Write out each line in which the string "clicks" is present.

▶ Stored entries:
::::::::

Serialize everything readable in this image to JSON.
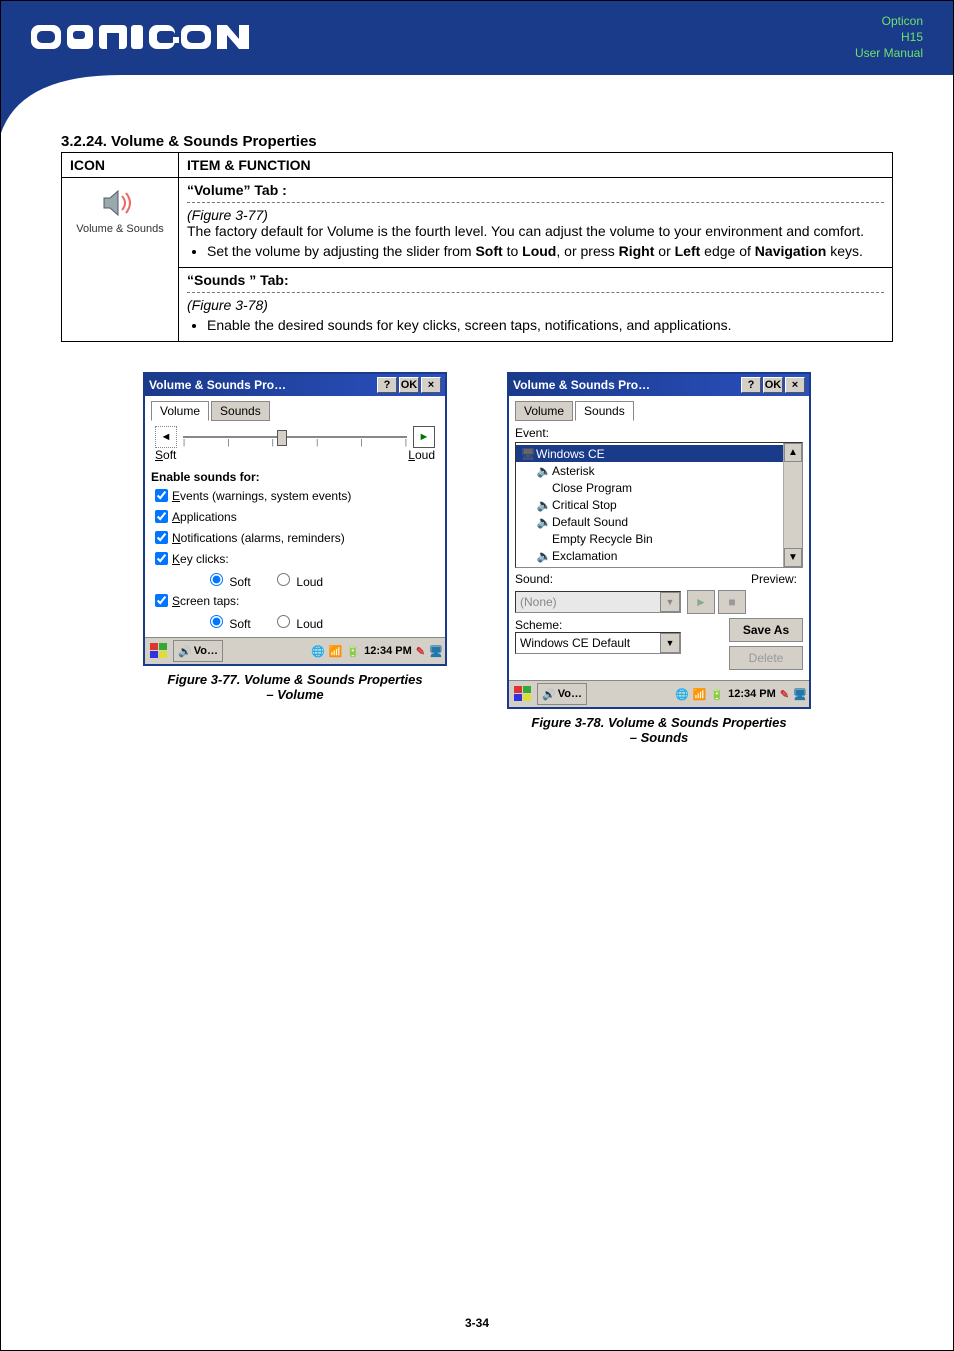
{
  "header": {
    "brand_line1": "Opticon",
    "brand_line2": "H15",
    "brand_line3": "User Manual"
  },
  "section": {
    "number": "3.2.24.",
    "title": "Volume & Sounds Properties"
  },
  "table": {
    "headers": {
      "icon": "ICON",
      "item": "ITEM & FUNCTION"
    },
    "icon_label": "Volume & Sounds",
    "volume_tab_header_pre": "“",
    "volume_tab_header_bold": "Volume",
    "volume_tab_header_post": "” Tab :",
    "volume_fig_ref": "(Figure 3-77)",
    "volume_body": "The factory default for Volume is the fourth level. You can adjust the volume to your environment and comfort.",
    "volume_bullet_pre": "Set the volume by adjusting the slider from ",
    "volume_bullet_soft": "Soft",
    "volume_bullet_to": " to ",
    "volume_bullet_loud": "Loud",
    "volume_bullet_or": ", or press ",
    "volume_bullet_right": "Right",
    "volume_bullet_orw": " or ",
    "volume_bullet_left": "Left",
    "volume_bullet_rest_pre": " edge of ",
    "volume_bullet_nav": "Navigation",
    "volume_bullet_rest_post": " keys.",
    "sounds_tab_header_pre": "“",
    "sounds_tab_header_bold": "Sounds ",
    "sounds_tab_header_post": "” Tab:",
    "sounds_fig_ref": "(Figure 3-78)",
    "sounds_bullet": "Enable the desired sounds for key clicks, screen taps, notifications, and applications."
  },
  "win_volume": {
    "title": "Volume & Sounds Pro…",
    "btn_help": "?",
    "btn_ok": "OK",
    "btn_close": "×",
    "tab_volume": "Volume",
    "tab_sounds": "Sounds",
    "slider_soft": "Soft",
    "slider_loud": "Loud",
    "enable_heading": "Enable sounds for:",
    "chk_events": "Events (warnings, system events)",
    "chk_apps": "Applications",
    "chk_notif": "Notifications (alarms, reminders)",
    "chk_key": "Key clicks:",
    "chk_screen": "Screen taps:",
    "radio_soft": "Soft",
    "radio_loud": "Loud",
    "chk_events_u": "E",
    "chk_apps_u": "A",
    "chk_notif_u": "N",
    "chk_key_u": "K",
    "chk_screen_u": "S",
    "slider_soft_u": "S",
    "slider_loud_u": "L",
    "taskbar_app": "Vo…",
    "taskbar_time": "12:34 PM"
  },
  "win_sounds": {
    "title": "Volume & Sounds Pro…",
    "btn_help": "?",
    "btn_ok": "OK",
    "btn_close": "×",
    "tab_volume": "Volume",
    "tab_sounds": "Sounds",
    "event_label": "Event:",
    "events": {
      "wince": "Windows CE",
      "asterisk": "Asterisk",
      "close": "Close Program",
      "critical": "Critical Stop",
      "defsound": "Default Sound",
      "empty": "Empty Recycle Bin",
      "excl": "Exclamation"
    },
    "sound_label": "Sound:",
    "preview_label": "Preview:",
    "sound_value": "(None)",
    "scheme_label": "Scheme:",
    "scheme_value": "Windows CE Default",
    "save_as": "Save As",
    "delete": "Delete",
    "taskbar_app": "Vo…",
    "taskbar_time": "12:34 PM"
  },
  "captions": {
    "fig77_line1": "Figure 3-77. Volume & Sounds Properties",
    "fig77_line2": "– Volume",
    "fig78_line1": "Figure 3-78. Volume & Sounds Properties",
    "fig78_line2": "– Sounds"
  },
  "footer": {
    "page": "3-34"
  }
}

::::::::

▶ Exercise answer:
    "sounds_bullet": "Enable the desired sounds for key clicks, screen taps, notifications, and applications."
    "chk_key": "Key clicks:",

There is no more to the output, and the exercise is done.